» Task prompt
Give back the full material, exactly as it reads.

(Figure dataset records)
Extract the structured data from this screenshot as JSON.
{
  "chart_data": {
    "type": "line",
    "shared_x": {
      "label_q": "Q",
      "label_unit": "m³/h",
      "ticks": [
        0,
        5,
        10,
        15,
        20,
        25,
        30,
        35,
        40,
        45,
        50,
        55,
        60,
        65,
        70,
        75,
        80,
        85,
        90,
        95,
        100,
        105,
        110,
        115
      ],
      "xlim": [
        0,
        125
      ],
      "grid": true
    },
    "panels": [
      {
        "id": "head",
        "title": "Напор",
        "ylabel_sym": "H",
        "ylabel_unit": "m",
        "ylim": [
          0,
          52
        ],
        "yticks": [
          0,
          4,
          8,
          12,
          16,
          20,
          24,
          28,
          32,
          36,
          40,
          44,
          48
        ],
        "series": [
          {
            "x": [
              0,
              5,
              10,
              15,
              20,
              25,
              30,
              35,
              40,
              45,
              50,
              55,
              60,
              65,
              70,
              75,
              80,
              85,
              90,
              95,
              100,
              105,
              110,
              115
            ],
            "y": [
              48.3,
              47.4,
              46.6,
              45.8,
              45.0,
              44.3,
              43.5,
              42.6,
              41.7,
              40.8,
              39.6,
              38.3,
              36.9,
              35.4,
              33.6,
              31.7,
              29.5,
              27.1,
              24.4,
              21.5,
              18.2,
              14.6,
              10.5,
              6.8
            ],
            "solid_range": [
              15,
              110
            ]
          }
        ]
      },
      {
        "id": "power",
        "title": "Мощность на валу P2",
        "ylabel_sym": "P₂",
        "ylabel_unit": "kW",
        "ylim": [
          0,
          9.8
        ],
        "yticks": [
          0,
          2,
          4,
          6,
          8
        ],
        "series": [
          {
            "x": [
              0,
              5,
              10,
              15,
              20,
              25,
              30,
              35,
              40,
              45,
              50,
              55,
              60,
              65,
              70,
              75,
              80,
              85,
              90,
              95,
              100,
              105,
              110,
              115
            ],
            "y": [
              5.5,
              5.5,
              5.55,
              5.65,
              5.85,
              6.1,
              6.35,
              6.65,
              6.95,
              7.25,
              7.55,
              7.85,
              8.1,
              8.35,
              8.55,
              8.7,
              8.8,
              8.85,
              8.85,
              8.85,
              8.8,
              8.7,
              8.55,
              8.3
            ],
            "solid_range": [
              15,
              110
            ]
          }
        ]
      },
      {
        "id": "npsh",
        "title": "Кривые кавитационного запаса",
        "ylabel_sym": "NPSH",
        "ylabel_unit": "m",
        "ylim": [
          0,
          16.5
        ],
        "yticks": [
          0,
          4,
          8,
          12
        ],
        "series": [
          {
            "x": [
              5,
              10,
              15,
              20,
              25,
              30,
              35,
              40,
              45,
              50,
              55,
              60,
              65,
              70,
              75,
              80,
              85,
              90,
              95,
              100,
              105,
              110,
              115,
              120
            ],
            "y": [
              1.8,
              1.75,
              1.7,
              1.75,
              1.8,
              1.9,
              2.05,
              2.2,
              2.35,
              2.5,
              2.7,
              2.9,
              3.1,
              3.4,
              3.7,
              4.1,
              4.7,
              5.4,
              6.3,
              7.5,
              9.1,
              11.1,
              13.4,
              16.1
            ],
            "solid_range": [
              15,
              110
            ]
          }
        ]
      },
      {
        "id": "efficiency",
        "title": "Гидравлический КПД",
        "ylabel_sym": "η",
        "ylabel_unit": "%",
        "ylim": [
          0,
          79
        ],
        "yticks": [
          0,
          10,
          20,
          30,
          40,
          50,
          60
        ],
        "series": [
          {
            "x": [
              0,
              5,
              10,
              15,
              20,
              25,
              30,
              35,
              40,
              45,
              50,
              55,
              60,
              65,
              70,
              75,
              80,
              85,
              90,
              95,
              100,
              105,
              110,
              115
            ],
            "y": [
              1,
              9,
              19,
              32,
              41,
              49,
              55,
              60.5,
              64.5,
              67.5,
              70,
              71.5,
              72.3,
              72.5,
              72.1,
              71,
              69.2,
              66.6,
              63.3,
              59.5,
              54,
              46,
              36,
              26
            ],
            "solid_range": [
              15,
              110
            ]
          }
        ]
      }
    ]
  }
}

» Written answer
Extract the structured data from this screenshot as JSON.
{
  "chart_data": {
    "type": "line",
    "shared_x": {
      "label_q": "Q",
      "label_unit": "m³/h",
      "ticks": [
        0,
        5,
        10,
        15,
        20,
        25,
        30,
        35,
        40,
        45,
        50,
        55,
        60,
        65,
        70,
        75,
        80,
        85,
        90,
        95,
        100,
        105,
        110,
        115
      ],
      "xlim": [
        0,
        125
      ],
      "grid": true
    },
    "panels": [
      {
        "id": "head",
        "title": "Напор",
        "ylabel_sym": "H",
        "ylabel_unit": "m",
        "ylim": [
          0,
          52
        ],
        "yticks": [
          0,
          4,
          8,
          12,
          16,
          20,
          24,
          28,
          32,
          36,
          40,
          44,
          48
        ],
        "series": [
          {
            "x": [
              0,
              5,
              10,
              15,
              20,
              25,
              30,
              35,
              40,
              45,
              50,
              55,
              60,
              65,
              70,
              75,
              80,
              85,
              90,
              95,
              100,
              105,
              110,
              115
            ],
            "y": [
              48.3,
              47.4,
              46.6,
              45.8,
              45.0,
              44.3,
              43.5,
              42.6,
              41.7,
              40.8,
              39.6,
              38.3,
              36.9,
              35.4,
              33.6,
              31.7,
              29.5,
              27.1,
              24.4,
              21.5,
              18.2,
              14.6,
              10.5,
              6.8
            ],
            "solid_range": [
              15,
              110
            ]
          }
        ]
      },
      {
        "id": "power",
        "title": "Мощность на валу P2",
        "ylabel_sym": "P₂",
        "ylabel_unit": "kW",
        "ylim": [
          0,
          9.8
        ],
        "yticks": [
          0,
          2,
          4,
          6,
          8
        ],
        "series": [
          {
            "x": [
              0,
              5,
              10,
              15,
              20,
              25,
              30,
              35,
              40,
              45,
              50,
              55,
              60,
              65,
              70,
              75,
              80,
              85,
              90,
              95,
              100,
              105,
              110,
              115
            ],
            "y": [
              5.5,
              5.5,
              5.55,
              5.65,
              5.85,
              6.1,
              6.35,
              6.65,
              6.95,
              7.25,
              7.55,
              7.85,
              8.1,
              8.35,
              8.55,
              8.7,
              8.8,
              8.85,
              8.85,
              8.85,
              8.8,
              8.7,
              8.55,
              8.3
            ],
            "solid_range": [
              15,
              110
            ]
          }
        ]
      },
      {
        "id": "npsh",
        "title": "Кривые кавитационного запаса",
        "ylabel_sym": "NPSH",
        "ylabel_unit": "m",
        "ylim": [
          0,
          16.5
        ],
        "yticks": [
          0,
          4,
          8,
          12
        ],
        "series": [
          {
            "x": [
              5,
              10,
              15,
              20,
              25,
              30,
              35,
              40,
              45,
              50,
              55,
              60,
              65,
              70,
              75,
              80,
              85,
              90,
              95,
              100,
              105,
              110,
              115,
              120
            ],
            "y": [
              1.8,
              1.75,
              1.7,
              1.75,
              1.8,
              1.9,
              2.05,
              2.2,
              2.35,
              2.5,
              2.7,
              2.9,
              3.1,
              3.4,
              3.7,
              4.1,
              4.7,
              5.4,
              6.3,
              7.5,
              9.1,
              11.1,
              13.4,
              16.1
            ],
            "solid_range": [
              15,
              110
            ]
          }
        ]
      },
      {
        "id": "efficiency",
        "title": "Гидравлический КПД",
        "ylabel_sym": "η",
        "ylabel_unit": "%",
        "ylim": [
          0,
          79
        ],
        "yticks": [
          0,
          10,
          20,
          30,
          40,
          50,
          60
        ],
        "series": [
          {
            "x": [
              0,
              5,
              10,
              15,
              20,
              25,
              30,
              35,
              40,
              45,
              50,
              55,
              60,
              65,
              70,
              75,
              80,
              85,
              90,
              95,
              100,
              105,
              110,
              115
            ],
            "y": [
              1,
              9,
              19,
              32,
              41,
              49,
              55,
              60.5,
              64.5,
              67.5,
              70,
              71.5,
              72.3,
              72.5,
              72.1,
              71,
              69.2,
              66.6,
              63.3,
              59.5,
              54,
              46,
              36,
              26
            ],
            "solid_range": [
              15,
              110
            ]
          }
        ]
      }
    ]
  }
}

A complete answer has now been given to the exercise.